--- BEGIN Material shown ---
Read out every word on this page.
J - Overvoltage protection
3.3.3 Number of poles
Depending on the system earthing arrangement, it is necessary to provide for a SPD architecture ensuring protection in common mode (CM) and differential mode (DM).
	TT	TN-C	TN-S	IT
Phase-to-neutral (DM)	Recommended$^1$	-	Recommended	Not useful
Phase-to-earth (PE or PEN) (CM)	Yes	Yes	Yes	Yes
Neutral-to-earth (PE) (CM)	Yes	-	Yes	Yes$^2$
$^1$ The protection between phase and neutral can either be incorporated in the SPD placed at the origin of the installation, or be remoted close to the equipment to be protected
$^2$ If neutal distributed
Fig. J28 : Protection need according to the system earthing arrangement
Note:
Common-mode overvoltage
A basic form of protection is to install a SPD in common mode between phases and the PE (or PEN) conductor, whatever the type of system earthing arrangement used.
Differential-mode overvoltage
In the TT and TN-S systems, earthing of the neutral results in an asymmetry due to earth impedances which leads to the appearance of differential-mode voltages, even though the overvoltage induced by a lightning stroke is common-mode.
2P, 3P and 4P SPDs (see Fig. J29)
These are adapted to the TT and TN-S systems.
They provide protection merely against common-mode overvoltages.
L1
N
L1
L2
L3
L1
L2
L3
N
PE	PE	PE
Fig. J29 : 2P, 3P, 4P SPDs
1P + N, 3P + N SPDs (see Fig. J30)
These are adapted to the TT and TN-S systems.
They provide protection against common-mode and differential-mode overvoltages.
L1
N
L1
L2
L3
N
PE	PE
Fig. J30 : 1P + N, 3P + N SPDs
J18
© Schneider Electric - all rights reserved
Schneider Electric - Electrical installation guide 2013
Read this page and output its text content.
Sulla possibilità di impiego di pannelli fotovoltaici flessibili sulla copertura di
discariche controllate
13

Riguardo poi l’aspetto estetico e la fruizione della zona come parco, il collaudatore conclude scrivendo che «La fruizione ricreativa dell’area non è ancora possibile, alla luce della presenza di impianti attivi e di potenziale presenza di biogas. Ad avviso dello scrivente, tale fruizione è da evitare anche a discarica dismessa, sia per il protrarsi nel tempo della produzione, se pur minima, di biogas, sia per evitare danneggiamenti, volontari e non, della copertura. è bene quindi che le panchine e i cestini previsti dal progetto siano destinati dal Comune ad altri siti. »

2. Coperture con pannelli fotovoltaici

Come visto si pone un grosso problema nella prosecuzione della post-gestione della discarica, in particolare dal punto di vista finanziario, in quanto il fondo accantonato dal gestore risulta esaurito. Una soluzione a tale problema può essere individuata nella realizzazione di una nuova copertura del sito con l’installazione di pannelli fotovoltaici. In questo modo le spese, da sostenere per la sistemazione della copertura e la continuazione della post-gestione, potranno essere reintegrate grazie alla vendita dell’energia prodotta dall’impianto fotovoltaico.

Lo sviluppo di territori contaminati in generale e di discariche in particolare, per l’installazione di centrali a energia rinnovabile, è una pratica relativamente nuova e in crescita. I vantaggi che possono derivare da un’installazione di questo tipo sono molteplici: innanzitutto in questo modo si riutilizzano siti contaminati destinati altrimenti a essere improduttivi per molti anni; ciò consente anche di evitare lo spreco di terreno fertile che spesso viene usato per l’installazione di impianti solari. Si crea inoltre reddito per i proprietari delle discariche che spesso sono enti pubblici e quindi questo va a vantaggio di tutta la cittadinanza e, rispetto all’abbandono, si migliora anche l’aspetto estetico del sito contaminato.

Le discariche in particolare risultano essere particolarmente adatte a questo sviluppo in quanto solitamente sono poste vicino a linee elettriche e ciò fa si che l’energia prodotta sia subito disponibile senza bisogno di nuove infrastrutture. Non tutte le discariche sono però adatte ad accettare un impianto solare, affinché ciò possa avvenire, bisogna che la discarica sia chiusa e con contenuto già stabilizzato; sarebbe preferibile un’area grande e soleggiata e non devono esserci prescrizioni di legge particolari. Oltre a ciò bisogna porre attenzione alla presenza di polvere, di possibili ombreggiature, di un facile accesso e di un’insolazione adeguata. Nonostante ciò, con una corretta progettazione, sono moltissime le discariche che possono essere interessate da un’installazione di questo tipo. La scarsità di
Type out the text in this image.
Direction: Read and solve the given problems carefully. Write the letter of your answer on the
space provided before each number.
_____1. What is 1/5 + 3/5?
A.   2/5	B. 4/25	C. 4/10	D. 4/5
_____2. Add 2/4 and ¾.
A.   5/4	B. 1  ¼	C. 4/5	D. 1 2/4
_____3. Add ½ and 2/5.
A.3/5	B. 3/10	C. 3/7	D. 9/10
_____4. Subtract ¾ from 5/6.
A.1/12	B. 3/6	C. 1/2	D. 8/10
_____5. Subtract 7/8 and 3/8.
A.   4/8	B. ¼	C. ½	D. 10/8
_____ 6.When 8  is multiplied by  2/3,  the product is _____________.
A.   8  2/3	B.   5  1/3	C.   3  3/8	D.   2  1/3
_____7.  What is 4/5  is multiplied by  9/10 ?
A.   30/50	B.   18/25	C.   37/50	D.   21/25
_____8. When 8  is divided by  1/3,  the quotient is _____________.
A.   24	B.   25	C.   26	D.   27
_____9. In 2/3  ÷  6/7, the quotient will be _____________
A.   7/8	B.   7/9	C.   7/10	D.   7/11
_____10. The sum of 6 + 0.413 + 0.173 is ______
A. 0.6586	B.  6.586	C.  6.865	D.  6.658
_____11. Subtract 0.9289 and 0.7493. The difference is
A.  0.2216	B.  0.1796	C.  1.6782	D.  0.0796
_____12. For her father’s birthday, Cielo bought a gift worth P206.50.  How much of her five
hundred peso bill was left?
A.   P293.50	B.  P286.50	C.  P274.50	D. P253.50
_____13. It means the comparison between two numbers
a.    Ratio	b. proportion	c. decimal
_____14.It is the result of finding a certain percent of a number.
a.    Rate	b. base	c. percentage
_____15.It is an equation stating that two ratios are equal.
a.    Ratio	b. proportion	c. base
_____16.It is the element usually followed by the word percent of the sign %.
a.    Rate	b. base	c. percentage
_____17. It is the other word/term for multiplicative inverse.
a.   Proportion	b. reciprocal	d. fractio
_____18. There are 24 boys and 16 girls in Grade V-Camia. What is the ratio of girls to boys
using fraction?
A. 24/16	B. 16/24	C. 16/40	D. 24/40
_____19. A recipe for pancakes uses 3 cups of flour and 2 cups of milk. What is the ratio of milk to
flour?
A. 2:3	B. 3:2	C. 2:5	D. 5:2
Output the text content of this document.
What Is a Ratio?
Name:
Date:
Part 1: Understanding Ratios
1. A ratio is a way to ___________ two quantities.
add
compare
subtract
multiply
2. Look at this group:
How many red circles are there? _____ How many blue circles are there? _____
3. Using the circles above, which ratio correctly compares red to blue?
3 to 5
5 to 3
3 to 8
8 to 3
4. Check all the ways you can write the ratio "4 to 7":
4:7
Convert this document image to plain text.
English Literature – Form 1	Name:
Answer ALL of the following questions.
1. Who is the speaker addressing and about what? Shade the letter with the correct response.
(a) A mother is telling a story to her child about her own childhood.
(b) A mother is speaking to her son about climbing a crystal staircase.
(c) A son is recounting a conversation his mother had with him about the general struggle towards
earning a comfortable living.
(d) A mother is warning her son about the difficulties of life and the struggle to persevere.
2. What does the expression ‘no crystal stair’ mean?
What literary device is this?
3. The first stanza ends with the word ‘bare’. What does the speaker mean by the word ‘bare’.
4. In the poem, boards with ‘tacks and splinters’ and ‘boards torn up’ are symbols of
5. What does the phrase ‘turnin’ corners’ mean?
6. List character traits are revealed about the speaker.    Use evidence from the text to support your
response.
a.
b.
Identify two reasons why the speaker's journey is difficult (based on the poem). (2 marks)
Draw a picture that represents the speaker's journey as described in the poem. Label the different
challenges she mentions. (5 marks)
--- END Material shown ---
#### Direction:
Each line with the string "blue" in it needs to be found and copied.

#### The solution:
How many red circles are there? _____ How many blue circles are there? _____
3. Using the circles above, which ratio correctly compares red to blue?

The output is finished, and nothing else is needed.